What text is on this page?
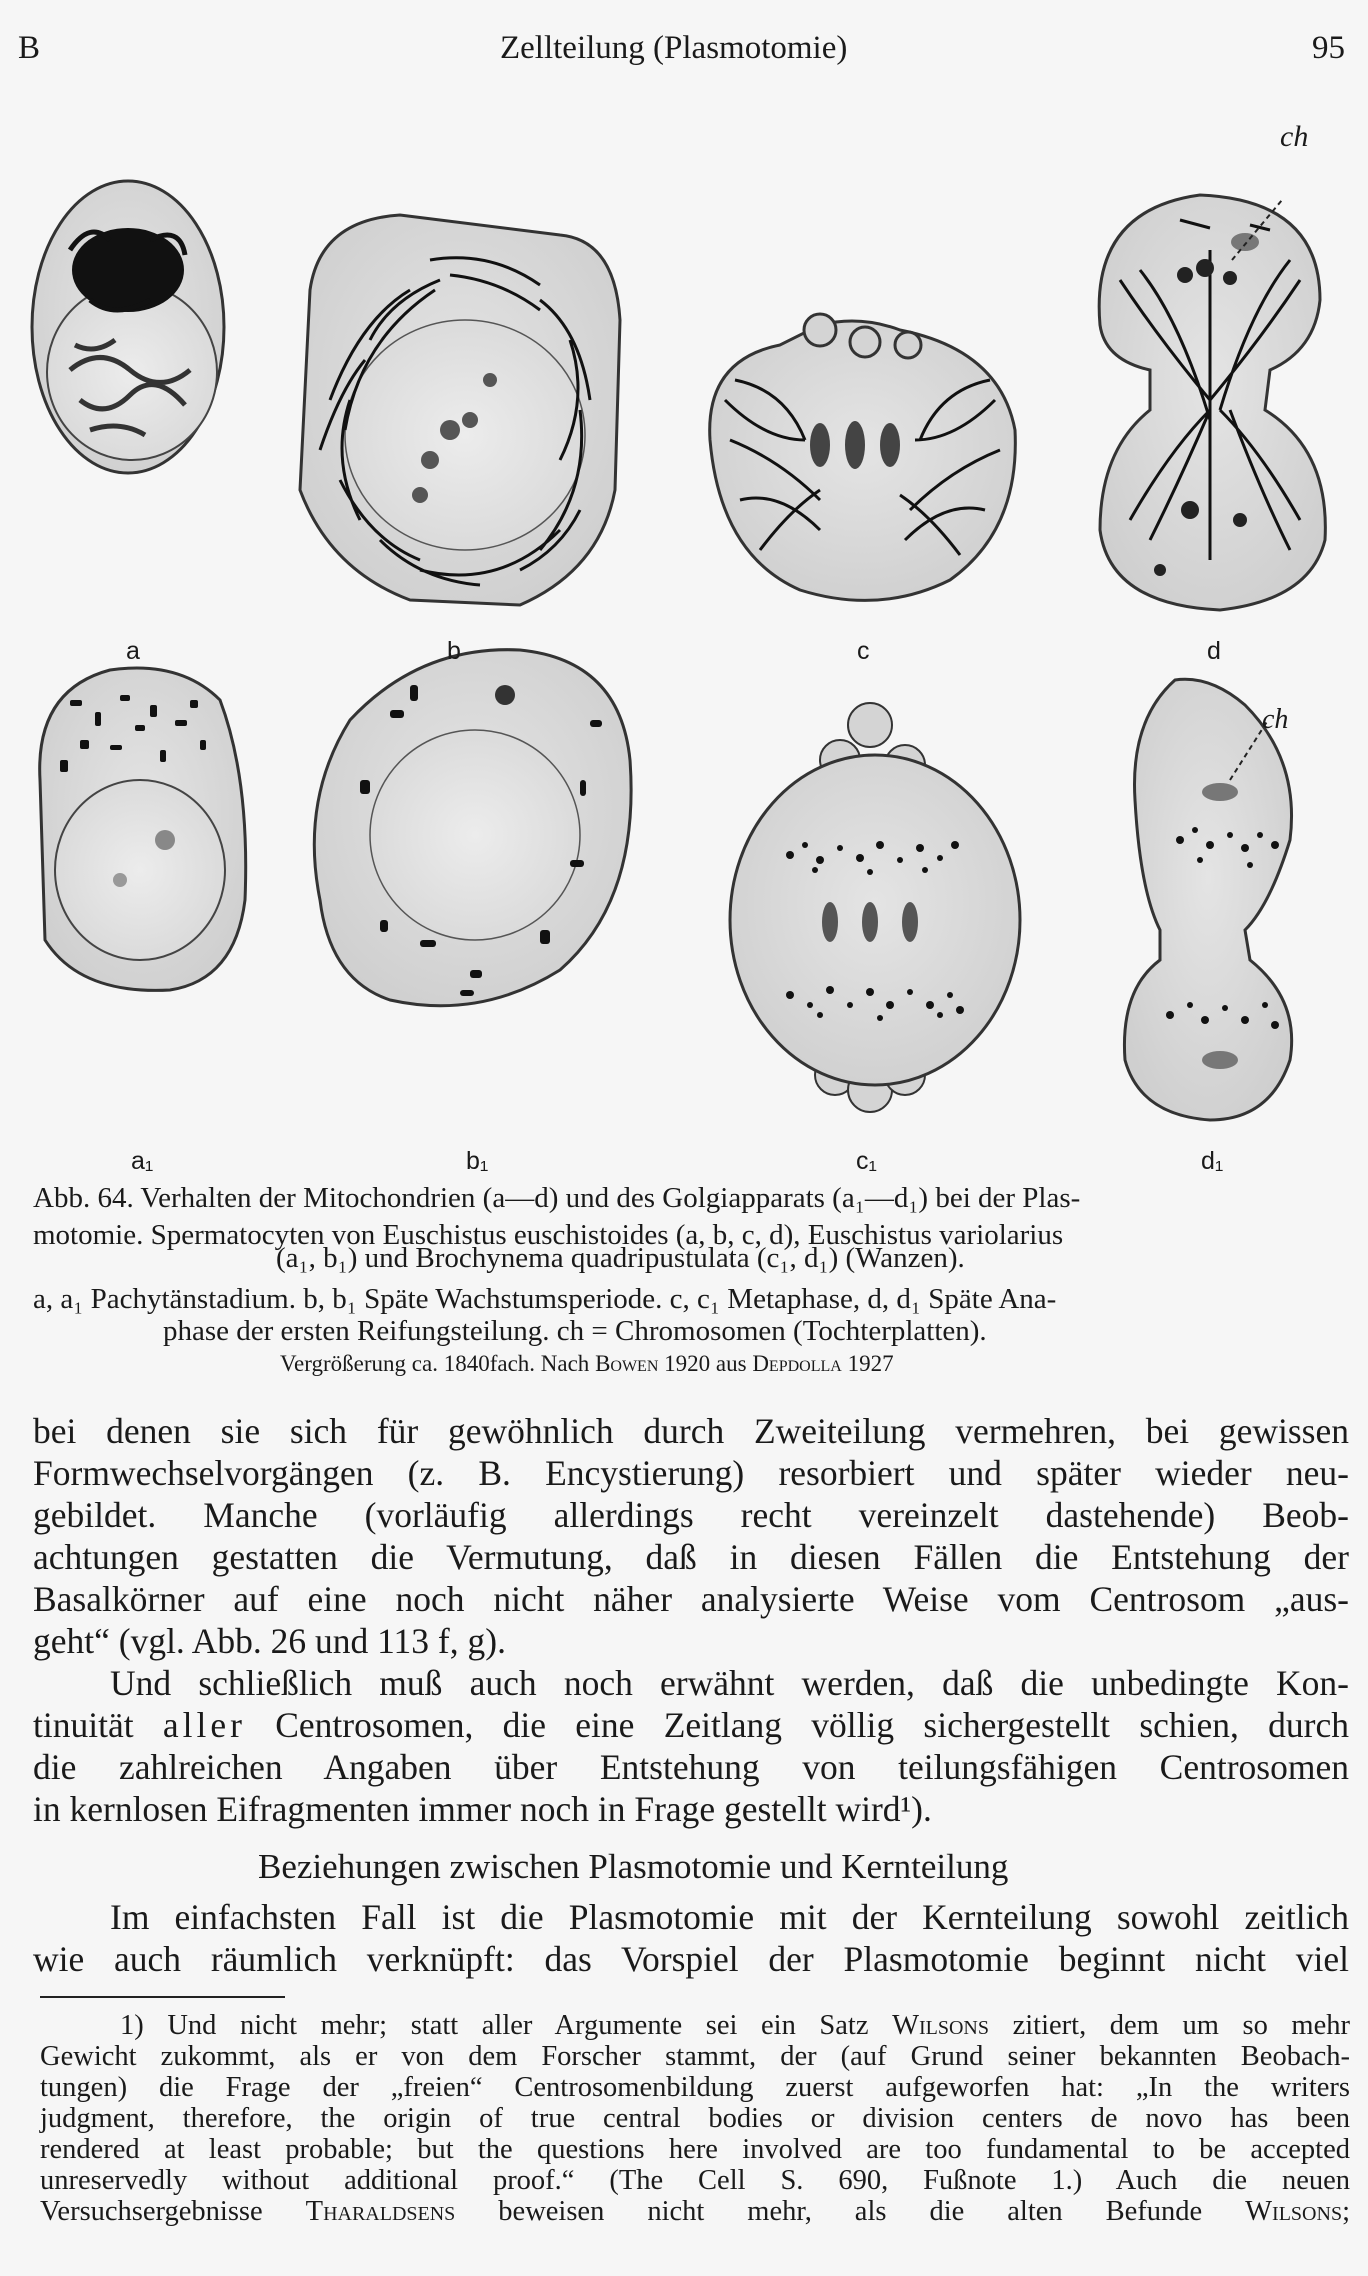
B	Zellteilung (Plasmotomie)	95
ch
ch
a	b	c	d
a₁	b₁	c₁	d₁
Abb. 64. Verhalten der Mitochondrien (a—d) und des Golgiapparats (a₁—d₁) bei der Plas-
motomie. Spermatocyten von Euschistus euschistoides (a, b, c, d), Euschistus variolarius
(a₁, b₁) und Brochynema quadripustulata (c₁, d₁) (Wanzen).
a, a₁ Pachytänstadium. b, b₁ Späte Wachstumsperiode. c, c₁ Metaphase, d, d₁ Späte Ana-
phase der ersten Reifungsteilung. ch = Chromosomen (Tochterplatten).
Vergrößerung ca. 1840fach. Nach Bowen 1920 aus Depdolla 1927
bei denen sie sich für gewöhnlich durch Zweiteilung vermehren, bei gewissen
Formwechselvorgängen (z. B. Encystierung) resorbiert und später wieder neu-
gebildet. Manche (vorläufig allerdings recht vereinzelt dastehende) Beob-
achtungen gestatten die Vermutung, daß in diesen Fällen die Entstehung der
Basalkörner auf eine noch nicht näher analysierte Weise vom Centrosom „aus-
geht“ (vgl. Abb. 26 und 113 f, g).
Und schließlich muß auch noch erwähnt werden, daß die unbedingte Kon-
tinuität aller Centrosomen, die eine Zeitlang völlig sichergestellt schien, durch
die zahlreichen Angaben über Entstehung von teilungsfähigen Centrosomen
in kernlosen Eifragmenten immer noch in Frage gestellt wird¹).
Beziehungen zwischen Plasmotomie und Kernteilung
Im einfachsten Fall ist die Plasmotomie mit der Kernteilung sowohl zeitlich
wie auch räumlich verknüpft: das Vorspiel der Plasmotomie beginnt nicht viel
1) Und nicht mehr; statt aller Argumente sei ein Satz Wilsons zitiert, dem um so mehr
Gewicht zukommt, als er von dem Forscher stammt, der (auf Grund seiner bekannten Beobach-
tungen) die Frage der „freien“ Centrosomenbildung zuerst aufgeworfen hat: „In the writers
judgment, therefore, the origin of true central bodies or division centers de novo has been
rendered at least probable; but the questions here involved are too fundamental to be accepted
unreservedly without additional proof.“ (The Cell S. 690, Fußnote 1.) Auch die neuen
Versuchsergebnisse Tharaldsens beweisen nicht mehr, als die alten Befunde Wilsons;
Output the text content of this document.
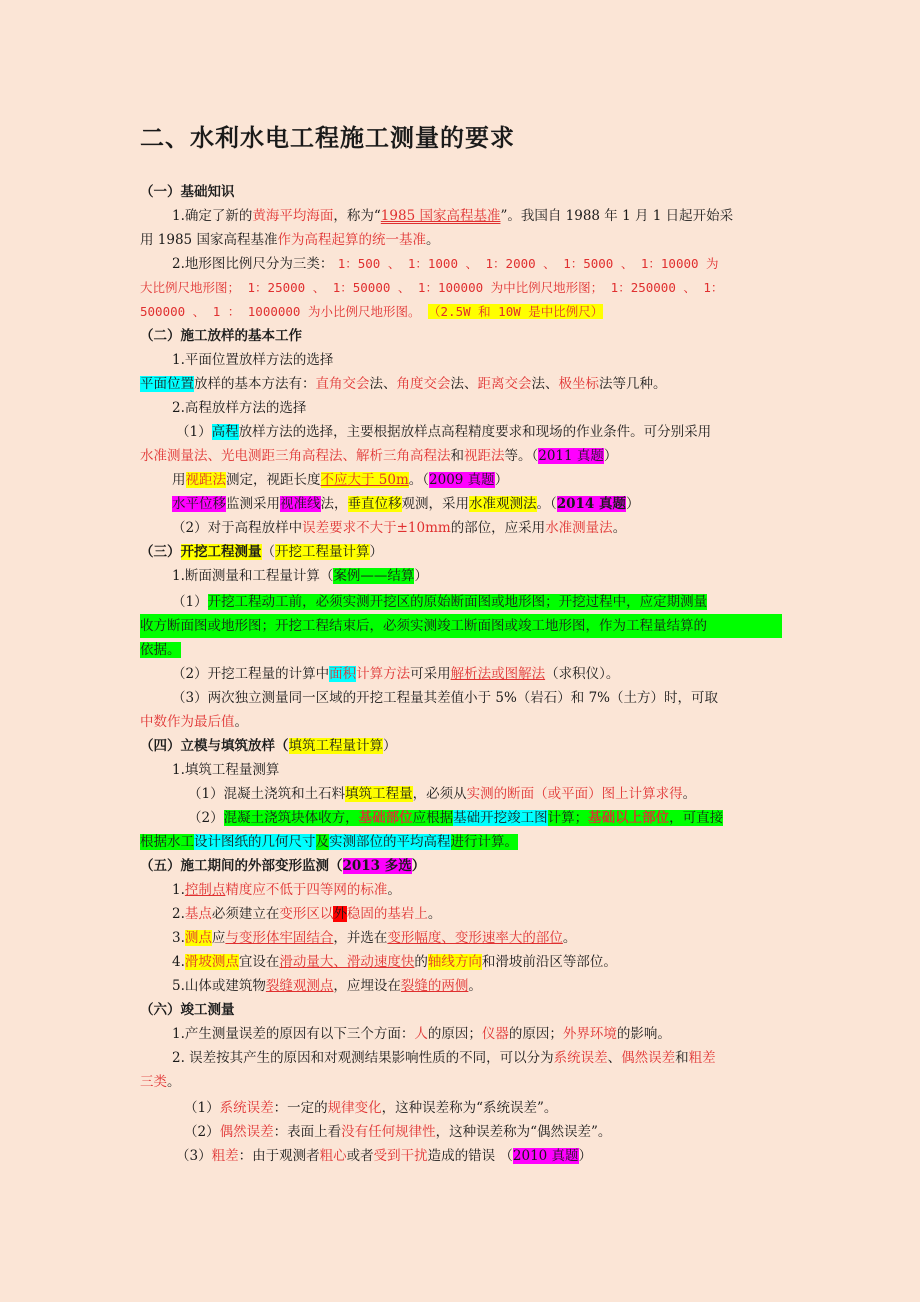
二、水利水电工程施工测量的要求
（一）基础知识
1.确定了新的黄海平均海面，称为“1985 国家高程基准”。我国自 1988 年 1 月 1 日起开始采
用 1985 国家高程基准作为高程起算的统一基准。
2.地形图比例尺分为三类： 1：500 、 1：1000 、 1：2000 、 1：5000 、 1：10000 为
大比例尺地形图； 1：25000 、 1：50000 、 1：100000 为中比例尺地形图； 1：250000 、 1：
500000 、 1 ： 1000000 为小比例尺地形图。 （2.5W 和 10W 是中比例尺）
（二）施工放样的基本工作
1.平面位置放样方法的选择
平面位置放样的基本方法有：直角交会法、角度交会法、距离交会法、极坐标法等几种。
2.高程放样方法的选择
（1）高程放样方法的选择，主要根据放样点高程精度要求和现场的作业条件。可分别采用
水准测量法、光电测距三角高程法、解析三角高程法和视距法等。（2011 真题）
用视距法测定，视距长度不应大于 50m。（2009 真题）
水平位移监测采用视准线法，垂直位移观测，采用水准观测法。（2014 真题）
（2）对于高程放样中误差要求不大于±10mm的部位，应采用水准测量法。
（三）开挖工程测量（开挖工程量计算）
1.断面测量和工程量计算（案例——结算）
（1）开挖工程动工前，必须实测开挖区的原始断面图或地形图；开挖过程中，应定期测量
收方断面图或地形图；开挖工程结束后，必须实测竣工断面图或竣工地形图，作为工程量结算的
依据。
（2）开挖工程量的计算中面积计算方法可采用解析法或图解法（求积仪）。
（3）两次独立测量同一区域的开挖工程量其差值小于 5%（岩石）和 7%（土方）时，可取
中数作为最后值。
（四）立模与填筑放样（填筑工程量计算）
1.填筑工程量测算
（1）混凝土浇筑和土石料填筑工程量，必须从实测的断面（或平面）图上计算求得。
（2）混凝土浇筑块体收方，基础部位应根据基础开挖竣工图计算；基础以上部位，可直接
根据水工设计图纸的几何尺寸及实测部位的平均高程进行计算。
（五）施工期间的外部变形监测（2013 多选）
1.控制点精度应不低于四等网的标准。
2.基点必须建立在变形区以外稳固的基岩上。
3.测点应与变形体牢固结合，并选在变形幅度、变形速率大的部位。
4.滑坡测点宜设在滑动量大、滑动速度快的轴线方向和滑坡前沿区等部位。
5.山体或建筑物裂缝观测点，应埋设在裂缝的两侧。
（六）竣工测量
1.产生测量误差的原因有以下三个方面：人的原因；仪器的原因；外界环境的影响。
2. 误差按其产生的原因和对观测结果影响性质的不同，可以分为系统误差、偶然误差和粗差
三类。
（1）系统误差：一定的规律变化，这种误差称为“系统误差”。
（2）偶然误差：表面上看没有任何规律性，这种误差称为“偶然误差”。
（3）粗差：由于观测者粗心或者受到干扰造成的错误 （2010 真题）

⁂

Your task is to transcribe all of the records precisely, with no images included.

* **Output for this task**
What text is on this page?
B	Zellteilung (Plasmotomie)	95
ch
ch
a	b	c	d
a₁	b₁	c₁	d₁
Abb. 64. Verhalten der Mitochondrien (a—d) und des Golgiapparats (a₁—d₁) bei der Plas-
motomie. Spermatocyten von Euschistus euschistoides (a, b, c, d), Euschistus variolarius
(a₁, b₁) und Brochynema quadripustulata (c₁, d₁) (Wanzen).
a, a₁ Pachytänstadium. b, b₁ Späte Wachstumsperiode. c, c₁ Metaphase, d, d₁ Späte Ana-
phase der ersten Reifungsteilung. ch = Chromosomen (Tochterplatten).
Vergrößerung ca. 1840fach. Nach Bowen 1920 aus Depdolla 1927
bei denen sie sich für gewöhnlich durch Zweiteilung vermehren, bei gewissen
Formwechselvorgängen (z. B. Encystierung) resorbiert und später wieder neu-
gebildet. Manche (vorläufig allerdings recht vereinzelt dastehende) Beob-
achtungen gestatten die Vermutung, daß in diesen Fällen die Entstehung der
Basalkörner auf eine noch nicht näher analysierte Weise vom Centrosom „aus-
geht“ (vgl. Abb. 26 und 113 f, g).
Und schließlich muß auch noch erwähnt werden, daß die unbedingte Kon-
tinuität aller Centrosomen, die eine Zeitlang völlig sichergestellt schien, durch
die zahlreichen Angaben über Entstehung von teilungsfähigen Centrosomen
in kernlosen Eifragmenten immer noch in Frage gestellt wird¹).
Beziehungen zwischen Plasmotomie und Kernteilung
Im einfachsten Fall ist die Plasmotomie mit der Kernteilung sowohl zeitlich
wie auch räumlich verknüpft: das Vorspiel der Plasmotomie beginnt nicht viel
1) Und nicht mehr; statt aller Argumente sei ein Satz Wilsons zitiert, dem um so mehr
Gewicht zukommt, als er von dem Forscher stammt, der (auf Grund seiner bekannten Beobach-
tungen) die Frage der „freien“ Centrosomenbildung zuerst aufgeworfen hat: „In the writers
judgment, therefore, the origin of true central bodies or division centers de novo has been
rendered at least probable; but the questions here involved are too fundamental to be accepted
unreservedly without additional proof.“ (The Cell S. 690, Fußnote 1.) Auch die neuen
Versuchsergebnisse Tharaldsens beweisen nicht mehr, als die alten Befunde Wilsons;
Output the text content of this document.
二、水利水电工程施工测量的要求
（一）基础知识
1.确定了新的黄海平均海面，称为“1985 国家高程基准”。我国自 1988 年 1 月 1 日起开始采
用 1985 国家高程基准作为高程起算的统一基准。
2.地形图比例尺分为三类： 1：500 、 1：1000 、 1：2000 、 1：5000 、 1：10000 为
大比例尺地形图； 1：25000 、 1：50000 、 1：100000 为中比例尺地形图； 1：250000 、 1：
500000 、 1 ： 1000000 为小比例尺地形图。 （2.5W 和 10W 是中比例尺）
（二）施工放样的基本工作
1.平面位置放样方法的选择
平面位置放样的基本方法有：直角交会法、角度交会法、距离交会法、极坐标法等几种。
2.高程放样方法的选择
（1）高程放样方法的选择，主要根据放样点高程精度要求和现场的作业条件。可分别采用
水准测量法、光电测距三角高程法、解析三角高程法和视距法等。（2011 真题）
用视距法测定，视距长度不应大于 50m。（2009 真题）
水平位移监测采用视准线法，垂直位移观测，采用水准观测法。（2014 真题）
（2）对于高程放样中误差要求不大于±10mm的部位，应采用水准测量法。
（三）开挖工程测量（开挖工程量计算）
1.断面测量和工程量计算（案例——结算）
（1）开挖工程动工前，必须实测开挖区的原始断面图或地形图；开挖过程中，应定期测量
收方断面图或地形图；开挖工程结束后，必须实测竣工断面图或竣工地形图，作为工程量结算的
依据。
（2）开挖工程量的计算中面积计算方法可采用解析法或图解法（求积仪）。
（3）两次独立测量同一区域的开挖工程量其差值小于 5%（岩石）和 7%（土方）时，可取
中数作为最后值。
（四）立模与填筑放样（填筑工程量计算）
1.填筑工程量测算
（1）混凝土浇筑和土石料填筑工程量，必须从实测的断面（或平面）图上计算求得。
（2）混凝土浇筑块体收方，基础部位应根据基础开挖竣工图计算；基础以上部位，可直接
根据水工设计图纸的几何尺寸及实测部位的平均高程进行计算。
（五）施工期间的外部变形监测（2013 多选）
1.控制点精度应不低于四等网的标准。
2.基点必须建立在变形区以外稳固的基岩上。
3.测点应与变形体牢固结合，并选在变形幅度、变形速率大的部位。
4.滑坡测点宜设在滑动量大、滑动速度快的轴线方向和滑坡前沿区等部位。
5.山体或建筑物裂缝观测点，应埋设在裂缝的两侧。
（六）竣工测量
1.产生测量误差的原因有以下三个方面：人的原因；仪器的原因；外界环境的影响。
2. 误差按其产生的原因和对观测结果影响性质的不同，可以分为系统误差、偶然误差和粗差
三类。
（1）系统误差：一定的规律变化，这种误差称为“系统误差”。
（2）偶然误差：表面上看没有任何规律性，这种误差称为“偶然误差”。
（3）粗差：由于观测者粗心或者受到干扰造成的错误 （2010 真题）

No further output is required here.